Text for analysis:
------------------------------------------------------------
The World Health Organization reviewed studies that compared standard models of antenatal care with models that reduced the number of visits a woman had per pregnancy. They found seven randomized controlled trials, which included over 60,000 women. WHO concluded that fewer visits did not result in higher maternal mortality rates. Since a model with fewer visits is less expensive than the standard model, cost-effectiveness considerations call for a reduction in the number of visits, especially in resource-poor areas, where funds and staff time may be urgently needed elsewhere.
The World Health Organization has suggested some reasons why antenatal care may fail to improve maternal outcomes. These reasons include:
- Difficulty in predicting birth complications before the fact.
- Disconnect between antenatal and delivery services.
- Poor quality of antenatal services.
While the latter two could be remedied with improved program design, questions remain about the effect of even the best designed antenatal programs on maternal mortality.
The Disease Control Priorities report notes that experts recommend a number of specific interventions during pregnancy to protect infants. These include screening and antibiotic treatment for syphilis and immunization against tetanus. We have not evaluated the empirical evidence for such interventions, as they lie outside the scope of this report.
------------------------------------------------------------
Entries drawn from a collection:
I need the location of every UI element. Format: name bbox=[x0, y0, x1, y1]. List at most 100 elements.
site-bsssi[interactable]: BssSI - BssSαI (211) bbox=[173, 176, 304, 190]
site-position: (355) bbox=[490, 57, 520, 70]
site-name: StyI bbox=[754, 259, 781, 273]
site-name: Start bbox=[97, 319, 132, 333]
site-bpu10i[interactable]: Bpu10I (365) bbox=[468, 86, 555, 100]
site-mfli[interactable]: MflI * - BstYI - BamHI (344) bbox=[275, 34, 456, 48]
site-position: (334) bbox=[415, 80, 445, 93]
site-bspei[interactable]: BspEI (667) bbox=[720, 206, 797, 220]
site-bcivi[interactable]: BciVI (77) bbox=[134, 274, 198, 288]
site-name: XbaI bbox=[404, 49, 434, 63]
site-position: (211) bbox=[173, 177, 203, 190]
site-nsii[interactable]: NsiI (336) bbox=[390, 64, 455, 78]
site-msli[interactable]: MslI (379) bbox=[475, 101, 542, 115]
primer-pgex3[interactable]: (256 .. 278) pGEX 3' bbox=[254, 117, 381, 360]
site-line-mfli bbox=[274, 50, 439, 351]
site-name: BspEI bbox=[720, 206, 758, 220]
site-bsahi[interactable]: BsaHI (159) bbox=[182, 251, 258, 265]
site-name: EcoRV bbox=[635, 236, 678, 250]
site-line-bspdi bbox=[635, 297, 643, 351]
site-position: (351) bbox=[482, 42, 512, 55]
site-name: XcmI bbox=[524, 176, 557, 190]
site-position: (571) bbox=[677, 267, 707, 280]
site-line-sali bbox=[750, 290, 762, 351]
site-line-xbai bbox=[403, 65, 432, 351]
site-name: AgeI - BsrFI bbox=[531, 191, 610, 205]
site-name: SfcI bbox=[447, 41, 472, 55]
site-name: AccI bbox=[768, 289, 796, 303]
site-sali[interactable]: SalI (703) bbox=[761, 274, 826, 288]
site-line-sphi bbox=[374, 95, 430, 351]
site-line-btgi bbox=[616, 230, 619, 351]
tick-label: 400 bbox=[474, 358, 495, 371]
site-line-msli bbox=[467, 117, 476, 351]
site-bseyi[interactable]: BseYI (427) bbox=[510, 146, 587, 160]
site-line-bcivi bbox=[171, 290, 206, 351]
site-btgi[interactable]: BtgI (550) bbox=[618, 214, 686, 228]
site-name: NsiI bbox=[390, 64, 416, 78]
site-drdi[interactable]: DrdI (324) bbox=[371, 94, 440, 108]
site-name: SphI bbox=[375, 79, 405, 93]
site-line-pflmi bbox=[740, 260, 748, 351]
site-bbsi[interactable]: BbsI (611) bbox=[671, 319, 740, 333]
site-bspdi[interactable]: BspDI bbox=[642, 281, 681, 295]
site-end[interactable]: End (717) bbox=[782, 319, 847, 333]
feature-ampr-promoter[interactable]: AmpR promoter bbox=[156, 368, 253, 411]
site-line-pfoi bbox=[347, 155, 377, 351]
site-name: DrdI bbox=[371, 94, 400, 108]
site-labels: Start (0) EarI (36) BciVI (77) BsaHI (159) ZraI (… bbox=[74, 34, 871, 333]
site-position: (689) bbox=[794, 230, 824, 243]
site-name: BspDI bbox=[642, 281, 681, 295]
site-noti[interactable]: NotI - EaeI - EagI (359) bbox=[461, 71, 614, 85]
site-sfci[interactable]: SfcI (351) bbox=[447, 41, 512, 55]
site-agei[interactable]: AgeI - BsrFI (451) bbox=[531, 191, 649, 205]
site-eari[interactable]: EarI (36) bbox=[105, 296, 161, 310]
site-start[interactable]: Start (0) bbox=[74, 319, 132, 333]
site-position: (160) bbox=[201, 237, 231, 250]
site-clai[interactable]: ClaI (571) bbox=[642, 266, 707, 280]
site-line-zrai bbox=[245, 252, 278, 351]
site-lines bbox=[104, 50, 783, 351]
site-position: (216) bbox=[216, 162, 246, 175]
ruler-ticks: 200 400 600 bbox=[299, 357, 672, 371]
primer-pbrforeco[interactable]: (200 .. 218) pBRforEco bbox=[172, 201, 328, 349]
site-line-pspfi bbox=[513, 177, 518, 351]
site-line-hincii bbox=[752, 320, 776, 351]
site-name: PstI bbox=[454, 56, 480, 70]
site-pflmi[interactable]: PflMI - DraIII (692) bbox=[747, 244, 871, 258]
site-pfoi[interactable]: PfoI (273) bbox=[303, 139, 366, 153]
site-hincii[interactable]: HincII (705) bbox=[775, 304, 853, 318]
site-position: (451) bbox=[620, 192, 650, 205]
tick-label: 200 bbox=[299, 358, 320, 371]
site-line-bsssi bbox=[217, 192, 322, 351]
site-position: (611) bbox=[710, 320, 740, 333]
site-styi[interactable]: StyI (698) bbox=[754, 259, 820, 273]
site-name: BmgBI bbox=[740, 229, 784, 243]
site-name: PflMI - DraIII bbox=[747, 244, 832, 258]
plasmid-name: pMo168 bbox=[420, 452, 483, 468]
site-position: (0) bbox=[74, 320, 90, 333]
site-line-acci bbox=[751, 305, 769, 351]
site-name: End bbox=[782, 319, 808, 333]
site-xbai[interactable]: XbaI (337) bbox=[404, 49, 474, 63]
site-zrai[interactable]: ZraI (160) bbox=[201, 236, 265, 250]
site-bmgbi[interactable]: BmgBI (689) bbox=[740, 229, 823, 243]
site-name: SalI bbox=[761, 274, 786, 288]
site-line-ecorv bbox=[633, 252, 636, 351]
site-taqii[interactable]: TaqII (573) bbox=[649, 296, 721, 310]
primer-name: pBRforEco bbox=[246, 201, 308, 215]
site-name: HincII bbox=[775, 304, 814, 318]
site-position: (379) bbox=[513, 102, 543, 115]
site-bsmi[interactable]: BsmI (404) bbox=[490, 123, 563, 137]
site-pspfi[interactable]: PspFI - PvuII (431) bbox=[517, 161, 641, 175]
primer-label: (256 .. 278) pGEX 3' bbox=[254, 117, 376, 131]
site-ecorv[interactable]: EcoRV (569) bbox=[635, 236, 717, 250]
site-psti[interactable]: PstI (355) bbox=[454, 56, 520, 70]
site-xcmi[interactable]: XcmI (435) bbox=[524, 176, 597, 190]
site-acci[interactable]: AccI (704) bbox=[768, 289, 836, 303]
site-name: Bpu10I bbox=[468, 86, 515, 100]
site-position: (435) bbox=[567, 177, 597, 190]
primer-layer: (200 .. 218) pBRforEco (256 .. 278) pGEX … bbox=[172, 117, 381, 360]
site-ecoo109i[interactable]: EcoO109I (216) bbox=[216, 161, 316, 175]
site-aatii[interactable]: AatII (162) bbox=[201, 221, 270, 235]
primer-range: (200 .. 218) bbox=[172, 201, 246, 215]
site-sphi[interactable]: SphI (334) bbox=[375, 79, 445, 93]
------------------------------------------------------------
Required tasks:
(1) In the text on antenatal care, shorten the paragraph beginning "The World Health Organization reviewed studies" into a list that keeps its main facts.
(2) Pick up the text on antenatal care after its final sentence and extend it.

Per-task outputs:
(1)
- WHO reviewed studies comparing standard antenatal care models with models that reduced the number of visits per pregnancy.
- It found seven randomized controlled trials covering over 60,000 women.
- WHO concluded that fewer visits did not lead to higher maternal mortality.
- Because a model with fewer visits costs less, cost-effectiveness favors fewer visits, especially in resource-poor areas where funds and staff time may be urgently needed elsewhere.

(2)
A recent review of community-level interventions to reduce maternal mortality found only one randomized controlled study that did not focus on training of traditional birth attendants (see above) or comparing antenatal care models (see above). The study, conducted in Nepal, examined the effect of "facilitator-led women's groups to improve perinatal care practices." It measured a large, statistically significant reduction of maternal mortality due to the intervention, though the author noted some problems with the study design that could raise doubts about the result. The authors of the study estimated the cost of the intervention at $3442 per infant life saved, but did not provide a cost-effectiveness analysis for maternal lives saved. This is a promising area of research, but one study in one location is not enough to convince us that such a program should be implemented in other places without careful monitoring and evaluation.
Clean delivery kits
According to the World Health Organization, 15% of maternal deaths are due to infection. Programs that provide clean delivery kits hope to reduce infections among mothers delivering at home and in health centers and among their infants. Kits include such items as soap for washing of hands and vagina, clean razors and cord ties for cutting the umbilical cord, plastic sheets for creating a clean delivery surface, and a pictorial instruction sheet for directing mothers and their attendants on how to use the items in the kit.
The effect of clean delivery kits on infection rates is not entirely clear. A study in Tanzania found significant infection reductions among women who used the kits and were taught WHO recommended hygienic procedures, and an even larger reduction among their infants. The study was not a randomized controlled trial, so concerns about the validity of the relationship between the kits and infection rates remain. Additionally, it is not possible to say whether the kits, the hygiene lessons, or the combination of the two was responsible for the outcome.